#### TASK OBJECTIVE
Each entry that follows must be output without any deviation.

#### RECORDS FOR PROCESSING
──────────────────────────────

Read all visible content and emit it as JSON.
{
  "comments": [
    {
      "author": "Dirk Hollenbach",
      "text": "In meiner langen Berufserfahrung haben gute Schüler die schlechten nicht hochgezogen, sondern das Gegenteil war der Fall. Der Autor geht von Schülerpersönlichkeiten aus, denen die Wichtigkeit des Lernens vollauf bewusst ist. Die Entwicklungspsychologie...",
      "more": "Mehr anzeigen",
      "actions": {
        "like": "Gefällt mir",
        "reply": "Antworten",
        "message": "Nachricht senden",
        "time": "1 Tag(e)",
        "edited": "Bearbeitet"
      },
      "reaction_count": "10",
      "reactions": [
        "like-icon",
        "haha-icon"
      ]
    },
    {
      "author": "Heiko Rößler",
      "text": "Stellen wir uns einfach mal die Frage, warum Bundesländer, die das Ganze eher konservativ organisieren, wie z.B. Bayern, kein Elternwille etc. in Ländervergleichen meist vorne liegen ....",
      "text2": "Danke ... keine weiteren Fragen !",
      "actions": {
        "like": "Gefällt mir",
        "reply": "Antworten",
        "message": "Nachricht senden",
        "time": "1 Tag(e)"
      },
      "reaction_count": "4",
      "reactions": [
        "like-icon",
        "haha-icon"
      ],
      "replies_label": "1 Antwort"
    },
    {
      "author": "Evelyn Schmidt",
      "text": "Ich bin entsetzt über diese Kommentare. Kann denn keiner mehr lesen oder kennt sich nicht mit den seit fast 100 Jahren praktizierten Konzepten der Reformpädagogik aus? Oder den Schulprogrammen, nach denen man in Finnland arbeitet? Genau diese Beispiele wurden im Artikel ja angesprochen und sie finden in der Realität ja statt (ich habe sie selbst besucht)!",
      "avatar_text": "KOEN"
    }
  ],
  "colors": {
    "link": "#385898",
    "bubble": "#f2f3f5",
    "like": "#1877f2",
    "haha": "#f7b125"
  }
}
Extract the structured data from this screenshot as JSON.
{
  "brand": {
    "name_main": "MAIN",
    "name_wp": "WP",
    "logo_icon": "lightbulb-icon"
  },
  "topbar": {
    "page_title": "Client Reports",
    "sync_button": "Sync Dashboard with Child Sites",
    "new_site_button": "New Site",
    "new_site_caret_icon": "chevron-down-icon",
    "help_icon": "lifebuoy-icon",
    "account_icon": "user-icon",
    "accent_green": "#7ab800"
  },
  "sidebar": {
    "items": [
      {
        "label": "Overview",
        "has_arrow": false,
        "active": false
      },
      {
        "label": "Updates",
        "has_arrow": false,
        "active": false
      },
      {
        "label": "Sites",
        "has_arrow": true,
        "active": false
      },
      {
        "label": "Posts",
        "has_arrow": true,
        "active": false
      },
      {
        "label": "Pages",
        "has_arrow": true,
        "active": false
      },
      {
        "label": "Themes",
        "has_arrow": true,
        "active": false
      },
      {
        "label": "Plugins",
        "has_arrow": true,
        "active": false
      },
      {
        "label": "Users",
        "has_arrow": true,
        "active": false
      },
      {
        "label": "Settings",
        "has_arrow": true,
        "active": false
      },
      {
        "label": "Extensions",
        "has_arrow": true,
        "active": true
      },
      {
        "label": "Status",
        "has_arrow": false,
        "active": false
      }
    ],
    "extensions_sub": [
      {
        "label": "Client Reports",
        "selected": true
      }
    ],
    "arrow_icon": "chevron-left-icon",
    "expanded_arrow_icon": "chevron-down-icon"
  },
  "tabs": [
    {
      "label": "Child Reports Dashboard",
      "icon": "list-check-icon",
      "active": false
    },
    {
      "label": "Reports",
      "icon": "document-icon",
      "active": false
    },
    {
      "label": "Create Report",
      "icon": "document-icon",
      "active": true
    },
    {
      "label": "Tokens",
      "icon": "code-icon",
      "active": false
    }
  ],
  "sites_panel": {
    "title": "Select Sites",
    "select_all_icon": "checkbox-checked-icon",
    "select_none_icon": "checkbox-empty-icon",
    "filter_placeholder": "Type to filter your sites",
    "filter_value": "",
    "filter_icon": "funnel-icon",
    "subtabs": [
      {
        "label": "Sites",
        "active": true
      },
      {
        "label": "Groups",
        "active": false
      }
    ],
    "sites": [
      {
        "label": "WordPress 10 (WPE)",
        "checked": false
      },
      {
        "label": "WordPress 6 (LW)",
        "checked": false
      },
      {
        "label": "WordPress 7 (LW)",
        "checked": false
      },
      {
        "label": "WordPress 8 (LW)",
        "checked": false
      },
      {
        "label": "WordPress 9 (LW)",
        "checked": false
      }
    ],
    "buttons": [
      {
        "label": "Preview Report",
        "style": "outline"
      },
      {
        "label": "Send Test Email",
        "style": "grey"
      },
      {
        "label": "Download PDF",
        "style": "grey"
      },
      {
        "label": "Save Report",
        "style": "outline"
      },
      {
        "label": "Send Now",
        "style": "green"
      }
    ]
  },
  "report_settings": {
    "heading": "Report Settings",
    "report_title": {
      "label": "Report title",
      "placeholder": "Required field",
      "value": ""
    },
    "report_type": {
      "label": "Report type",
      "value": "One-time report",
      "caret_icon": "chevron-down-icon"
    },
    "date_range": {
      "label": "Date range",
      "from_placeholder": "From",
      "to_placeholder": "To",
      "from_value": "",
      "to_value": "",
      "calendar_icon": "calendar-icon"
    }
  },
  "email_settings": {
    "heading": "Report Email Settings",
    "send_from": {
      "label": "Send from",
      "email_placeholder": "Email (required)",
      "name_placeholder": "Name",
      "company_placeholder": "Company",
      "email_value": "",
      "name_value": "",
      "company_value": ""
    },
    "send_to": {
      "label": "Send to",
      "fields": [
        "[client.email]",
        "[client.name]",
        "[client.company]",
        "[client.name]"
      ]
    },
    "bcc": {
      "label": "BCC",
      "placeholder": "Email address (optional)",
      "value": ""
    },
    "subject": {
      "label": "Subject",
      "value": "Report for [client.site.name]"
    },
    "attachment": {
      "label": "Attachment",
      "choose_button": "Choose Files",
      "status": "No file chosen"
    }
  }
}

──────────────────────────────

#### RESULT
Read all visible content and emit it as JSON.
{
  "comments": [
    {
      "author": "Dirk Hollenbach",
      "text": "In meiner langen Berufserfahrung haben gute Schüler die schlechten nicht hochgezogen, sondern das Gegenteil war der Fall. Der Autor geht von Schülerpersönlichkeiten aus, denen die Wichtigkeit des Lernens vollauf bewusst ist. Die Entwicklungspsychologie...",
      "more": "Mehr anzeigen",
      "actions": {
        "like": "Gefällt mir",
        "reply": "Antworten",
        "message": "Nachricht senden",
        "time": "1 Tag(e)",
        "edited": "Bearbeitet"
      },
      "reaction_count": "10",
      "reactions": [
        "like-icon",
        "haha-icon"
      ]
    },
    {
      "author": "Heiko Rößler",
      "text": "Stellen wir uns einfach mal die Frage, warum Bundesländer, die das Ganze eher konservativ organisieren, wie z.B. Bayern, kein Elternwille etc. in Ländervergleichen meist vorne liegen ....",
      "text2": "Danke ... keine weiteren Fragen !",
      "actions": {
        "like": "Gefällt mir",
        "reply": "Antworten",
        "message": "Nachricht senden",
        "time": "1 Tag(e)"
      },
      "reaction_count": "4",
      "reactions": [
        "like-icon",
        "haha-icon"
      ],
      "replies_label": "1 Antwort"
    },
    {
      "author": "Evelyn Schmidt",
      "text": "Ich bin entsetzt über diese Kommentare. Kann denn keiner mehr lesen oder kennt sich nicht mit den seit fast 100 Jahren praktizierten Konzepten der Reformpädagogik aus? Oder den Schulprogrammen, nach denen man in Finnland arbeitet? Genau diese Beispiele wurden im Artikel ja angesprochen und sie finden in der Realität ja statt (ich habe sie selbst besucht)!",
      "avatar_text": "KOEN"
    }
  ],
  "colors": {
    "link": "#385898",
    "bubble": "#f2f3f5",
    "like": "#1877f2",
    "haha": "#f7b125"
  }
}
Extract the structured data from this screenshot as JSON.
{
  "brand": {
    "name_main": "MAIN",
    "name_wp": "WP",
    "logo_icon": "lightbulb-icon"
  },
  "topbar": {
    "page_title": "Client Reports",
    "sync_button": "Sync Dashboard with Child Sites",
    "new_site_button": "New Site",
    "new_site_caret_icon": "chevron-down-icon",
    "help_icon": "lifebuoy-icon",
    "account_icon": "user-icon",
    "accent_green": "#7ab800"
  },
  "sidebar": {
    "items": [
      {
        "label": "Overview",
        "has_arrow": false,
        "active": false
      },
      {
        "label": "Updates",
        "has_arrow": false,
        "active": false
      },
      {
        "label": "Sites",
        "has_arrow": true,
        "active": false
      },
      {
        "label": "Posts",
        "has_arrow": true,
        "active": false
      },
      {
        "label": "Pages",
        "has_arrow": true,
        "active": false
      },
      {
        "label": "Themes",
        "has_arrow": true,
        "active": false
      },
      {
        "label": "Plugins",
        "has_arrow": true,
        "active": false
      },
      {
        "label": "Users",
        "has_arrow": true,
        "active": false
      },
      {
        "label": "Settings",
        "has_arrow": true,
        "active": false
      },
      {
        "label": "Extensions",
        "has_arrow": true,
        "active": true
      },
      {
        "label": "Status",
        "has_arrow": false,
        "active": false
      }
    ],
    "extensions_sub": [
      {
        "label": "Client Reports",
        "selected": true
      }
    ],
    "arrow_icon": "chevron-left-icon",
    "expanded_arrow_icon": "chevron-down-icon"
  },
  "tabs": [
    {
      "label": "Child Reports Dashboard",
      "icon": "list-check-icon",
      "active": false
    },
    {
      "label": "Reports",
      "icon": "document-icon",
      "active": false
    },
    {
      "label": "Create Report",
      "icon": "document-icon",
      "active": true
    },
    {
      "label": "Tokens",
      "icon": "code-icon",
      "active": false
    }
  ],
  "sites_panel": {
    "title": "Select Sites",
    "select_all_icon": "checkbox-checked-icon",
    "select_none_icon": "checkbox-empty-icon",
    "filter_placeholder": "Type to filter your sites",
    "filter_value": "",
    "filter_icon": "funnel-icon",
    "subtabs": [
      {
        "label": "Sites",
        "active": true
      },
      {
        "label": "Groups",
        "active": false
      }
    ],
    "sites": [
      {
        "label": "WordPress 10 (WPE)",
        "checked": false
      },
      {
        "label": "WordPress 6 (LW)",
        "checked": false
      },
      {
        "label": "WordPress 7 (LW)",
        "checked": false
      },
      {
        "label": "WordPress 8 (LW)",
        "checked": false
      },
      {
        "label": "WordPress 9 (LW)",
        "checked": false
      }
    ],
    "buttons": [
      {
        "label": "Preview Report",
        "style": "outline"
      },
      {
        "label": "Send Test Email",
        "style": "grey"
      },
      {
        "label": "Download PDF",
        "style": "grey"
      },
      {
        "label": "Save Report",
        "style": "outline"
      },
      {
        "label": "Send Now",
        "style": "green"
      }
    ]
  },
  "report_settings": {
    "heading": "Report Settings",
    "report_title": {
      "label": "Report title",
      "placeholder": "Required field",
      "value": ""
    },
    "report_type": {
      "label": "Report type",
      "value": "One-time report",
      "caret_icon": "chevron-down-icon"
    },
    "date_range": {
      "label": "Date range",
      "from_placeholder": "From",
      "to_placeholder": "To",
      "from_value": "",
      "to_value": "",
      "calendar_icon": "calendar-icon"
    }
  },
  "email_settings": {
    "heading": "Report Email Settings",
    "send_from": {
      "label": "Send from",
      "email_placeholder": "Email (required)",
      "name_placeholder": "Name",
      "company_placeholder": "Company",
      "email_value": "",
      "name_value": "",
      "company_value": ""
    },
    "send_to": {
      "label": "Send to",
      "fields": [
        "[client.email]",
        "[client.name]",
        "[client.company]",
        "[client.name]"
      ]
    },
    "bcc": {
      "label": "BCC",
      "placeholder": "Email address (optional)",
      "value": ""
    },
    "subject": {
      "label": "Subject",
      "value": "Report for [client.site.name]"
    },
    "attachment": {
      "label": "Attachment",
      "choose_button": "Choose Files",
      "status": "No file chosen"
    }
  }
}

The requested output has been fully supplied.